AIM: Pull out all lines from the listing below in which the word "title" appears.

EXTRACTED DATA:
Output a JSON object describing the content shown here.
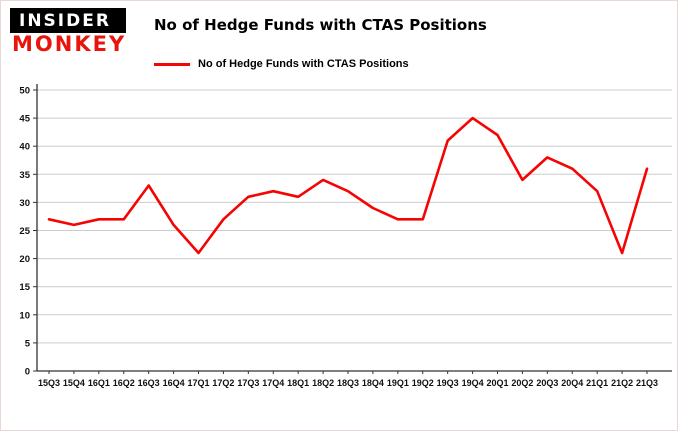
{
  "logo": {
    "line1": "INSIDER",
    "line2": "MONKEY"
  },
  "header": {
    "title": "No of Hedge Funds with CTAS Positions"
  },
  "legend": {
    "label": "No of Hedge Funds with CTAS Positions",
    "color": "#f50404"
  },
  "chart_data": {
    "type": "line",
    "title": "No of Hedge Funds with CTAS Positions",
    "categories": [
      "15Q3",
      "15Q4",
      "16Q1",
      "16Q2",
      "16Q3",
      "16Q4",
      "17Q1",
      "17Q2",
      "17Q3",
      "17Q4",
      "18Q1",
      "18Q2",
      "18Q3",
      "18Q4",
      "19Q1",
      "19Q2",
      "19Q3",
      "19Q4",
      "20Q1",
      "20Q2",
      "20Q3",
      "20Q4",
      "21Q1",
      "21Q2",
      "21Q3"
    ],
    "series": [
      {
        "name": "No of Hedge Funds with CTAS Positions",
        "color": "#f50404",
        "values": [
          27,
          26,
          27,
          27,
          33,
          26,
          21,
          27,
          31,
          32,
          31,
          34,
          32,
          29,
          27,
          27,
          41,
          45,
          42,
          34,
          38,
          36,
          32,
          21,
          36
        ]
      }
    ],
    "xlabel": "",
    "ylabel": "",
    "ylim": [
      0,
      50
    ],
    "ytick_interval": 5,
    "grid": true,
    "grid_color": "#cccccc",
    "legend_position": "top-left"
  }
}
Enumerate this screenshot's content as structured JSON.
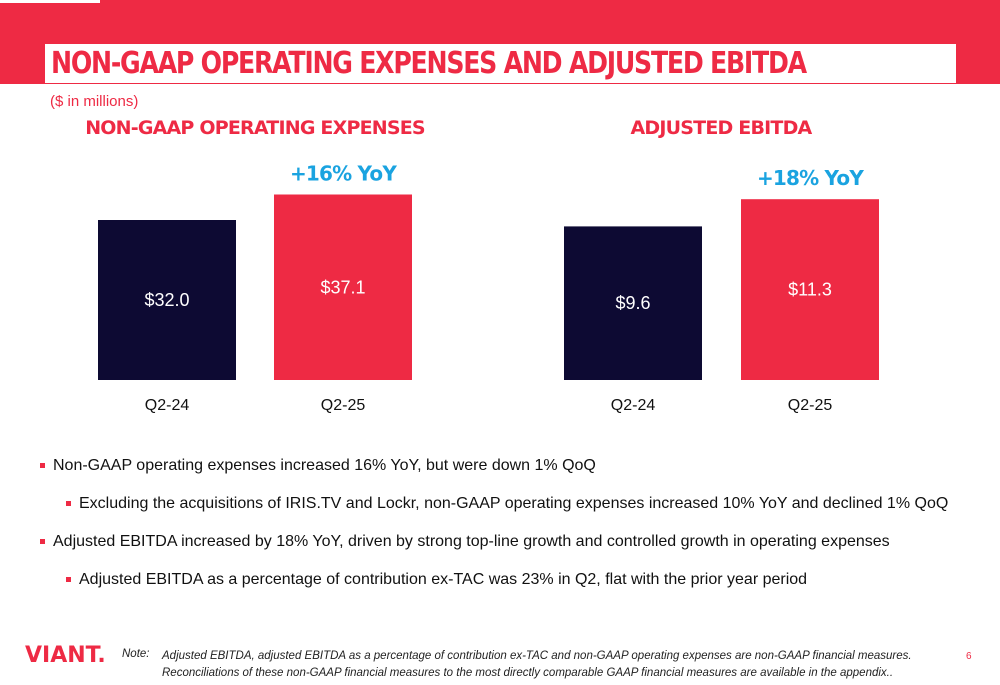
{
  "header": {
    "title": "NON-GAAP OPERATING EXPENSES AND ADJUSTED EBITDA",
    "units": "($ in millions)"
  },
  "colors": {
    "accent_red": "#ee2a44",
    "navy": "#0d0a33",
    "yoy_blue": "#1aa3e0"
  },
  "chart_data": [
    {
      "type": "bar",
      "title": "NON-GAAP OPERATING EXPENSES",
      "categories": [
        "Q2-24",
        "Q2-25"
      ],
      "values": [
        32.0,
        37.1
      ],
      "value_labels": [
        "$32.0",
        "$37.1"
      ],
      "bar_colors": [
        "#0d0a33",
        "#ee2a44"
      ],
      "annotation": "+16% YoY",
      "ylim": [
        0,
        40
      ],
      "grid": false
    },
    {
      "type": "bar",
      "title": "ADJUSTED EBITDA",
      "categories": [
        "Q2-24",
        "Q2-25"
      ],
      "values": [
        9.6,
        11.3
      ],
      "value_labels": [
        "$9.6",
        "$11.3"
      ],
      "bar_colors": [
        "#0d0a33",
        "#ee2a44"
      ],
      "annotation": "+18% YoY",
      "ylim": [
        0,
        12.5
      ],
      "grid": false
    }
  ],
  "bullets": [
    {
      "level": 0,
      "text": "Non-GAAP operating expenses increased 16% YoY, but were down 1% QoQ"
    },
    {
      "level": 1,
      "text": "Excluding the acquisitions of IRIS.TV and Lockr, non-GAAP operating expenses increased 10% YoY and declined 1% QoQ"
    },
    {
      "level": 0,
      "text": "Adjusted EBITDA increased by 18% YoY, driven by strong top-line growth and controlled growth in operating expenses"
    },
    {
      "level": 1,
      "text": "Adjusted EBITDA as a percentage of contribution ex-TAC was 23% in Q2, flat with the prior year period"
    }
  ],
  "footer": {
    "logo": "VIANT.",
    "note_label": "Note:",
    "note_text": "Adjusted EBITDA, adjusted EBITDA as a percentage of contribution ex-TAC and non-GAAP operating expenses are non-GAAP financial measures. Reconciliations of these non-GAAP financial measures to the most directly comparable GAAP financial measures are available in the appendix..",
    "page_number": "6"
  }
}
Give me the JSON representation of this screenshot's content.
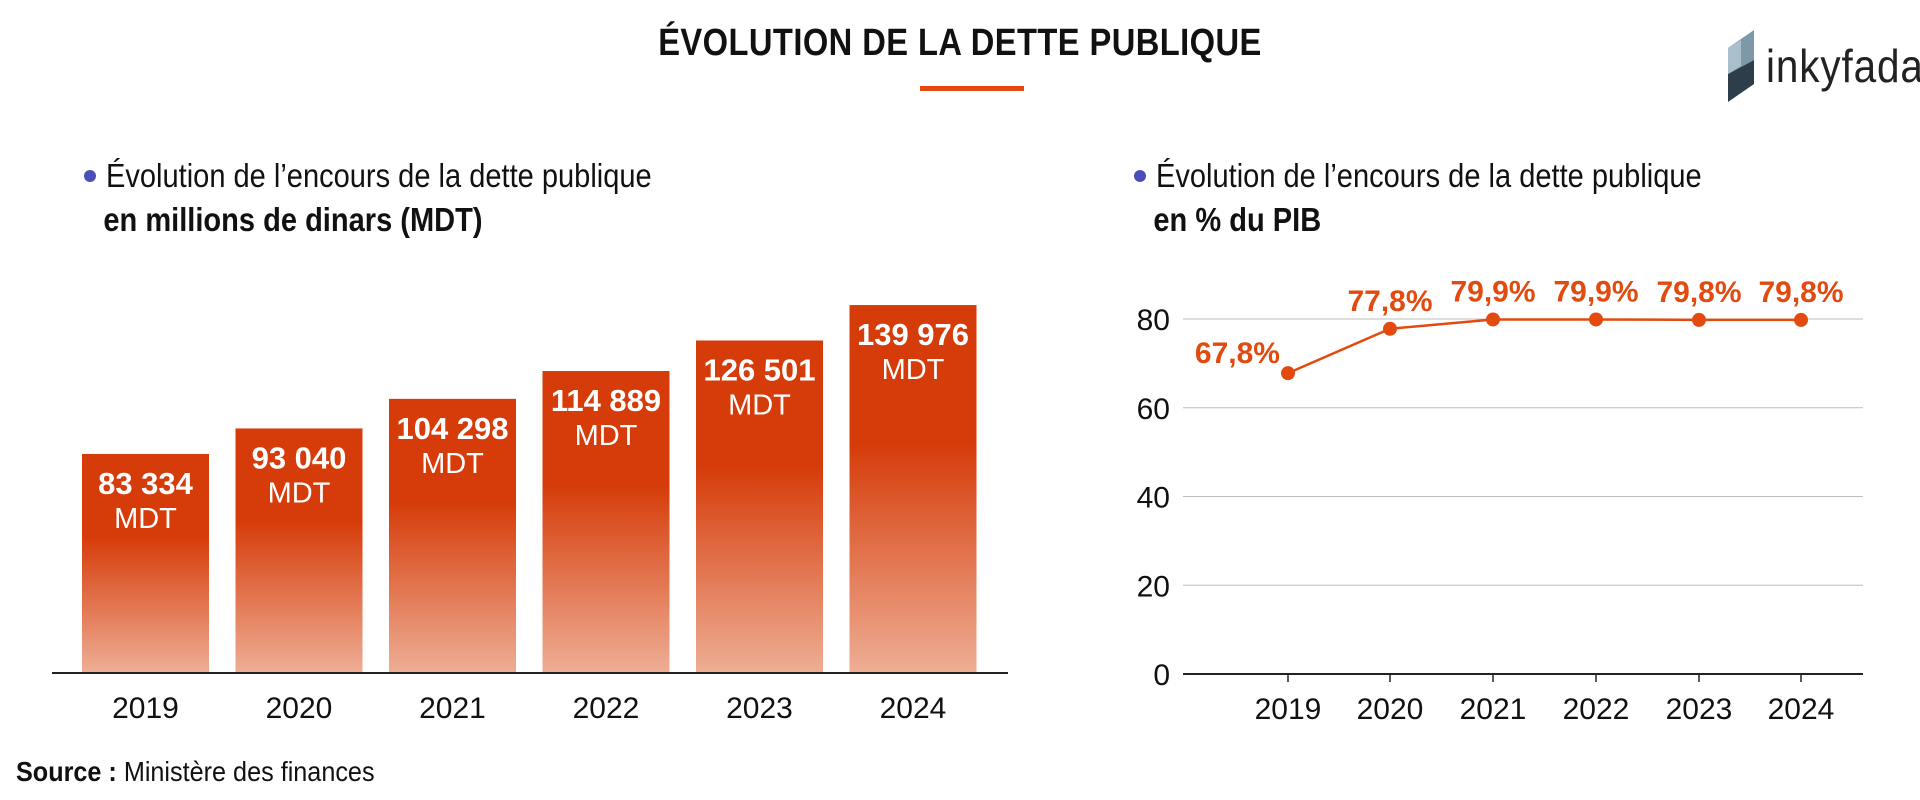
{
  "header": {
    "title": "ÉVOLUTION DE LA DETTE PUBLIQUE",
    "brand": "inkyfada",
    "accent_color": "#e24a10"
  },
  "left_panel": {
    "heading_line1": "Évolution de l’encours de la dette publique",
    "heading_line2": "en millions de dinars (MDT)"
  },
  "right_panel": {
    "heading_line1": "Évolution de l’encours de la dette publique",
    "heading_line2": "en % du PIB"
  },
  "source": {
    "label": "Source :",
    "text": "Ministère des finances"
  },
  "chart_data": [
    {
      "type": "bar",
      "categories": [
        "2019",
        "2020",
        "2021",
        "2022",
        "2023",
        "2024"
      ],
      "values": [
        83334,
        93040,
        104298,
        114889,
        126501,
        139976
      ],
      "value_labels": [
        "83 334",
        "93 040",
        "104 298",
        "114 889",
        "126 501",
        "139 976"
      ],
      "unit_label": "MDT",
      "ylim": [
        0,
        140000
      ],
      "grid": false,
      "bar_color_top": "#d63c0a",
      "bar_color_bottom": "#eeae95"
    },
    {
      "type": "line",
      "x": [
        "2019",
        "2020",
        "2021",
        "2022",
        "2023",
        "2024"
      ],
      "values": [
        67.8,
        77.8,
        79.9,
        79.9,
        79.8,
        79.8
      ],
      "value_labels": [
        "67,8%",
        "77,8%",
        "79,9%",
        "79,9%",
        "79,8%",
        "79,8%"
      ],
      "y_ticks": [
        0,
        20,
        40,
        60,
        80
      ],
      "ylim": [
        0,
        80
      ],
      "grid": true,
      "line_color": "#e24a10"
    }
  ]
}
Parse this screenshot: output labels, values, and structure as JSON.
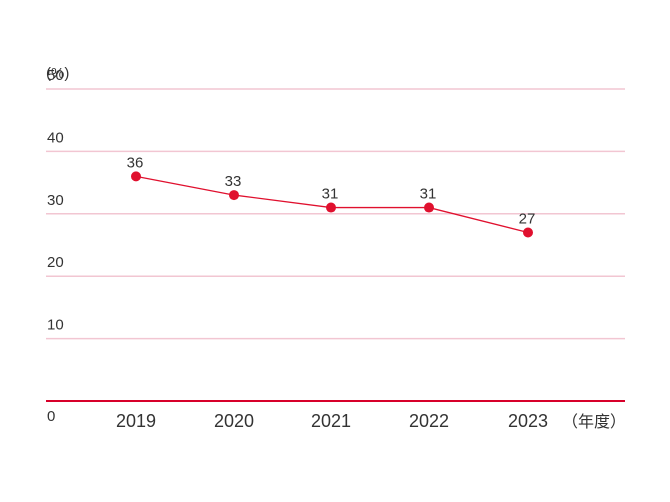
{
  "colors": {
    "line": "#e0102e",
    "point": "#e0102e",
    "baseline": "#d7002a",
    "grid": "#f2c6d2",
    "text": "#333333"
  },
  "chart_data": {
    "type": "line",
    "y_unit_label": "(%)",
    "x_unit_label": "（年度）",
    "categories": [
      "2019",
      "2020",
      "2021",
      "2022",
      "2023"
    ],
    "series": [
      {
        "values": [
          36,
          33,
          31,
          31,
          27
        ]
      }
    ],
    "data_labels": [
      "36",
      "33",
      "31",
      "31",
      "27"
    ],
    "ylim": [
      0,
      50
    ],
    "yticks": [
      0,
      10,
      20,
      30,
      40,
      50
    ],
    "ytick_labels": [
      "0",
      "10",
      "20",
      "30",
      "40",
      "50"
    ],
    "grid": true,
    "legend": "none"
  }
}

CORRECT OUTPUT:
    "title": "No of Hedge Funds with CTAS Positions"
    "title": "No of Hedge Funds with CTAS Positions",
    "title": "NON-GAAP OPERATING EXPENSES AND ADJUSTED EBITDA",
      "title": "NON-GAAP OPERATING EXPENSES",
      "title": "ADJUSTED EBITDA",
    "title": "ÉVOLUTION DE LA DETTE PUBLIQUE",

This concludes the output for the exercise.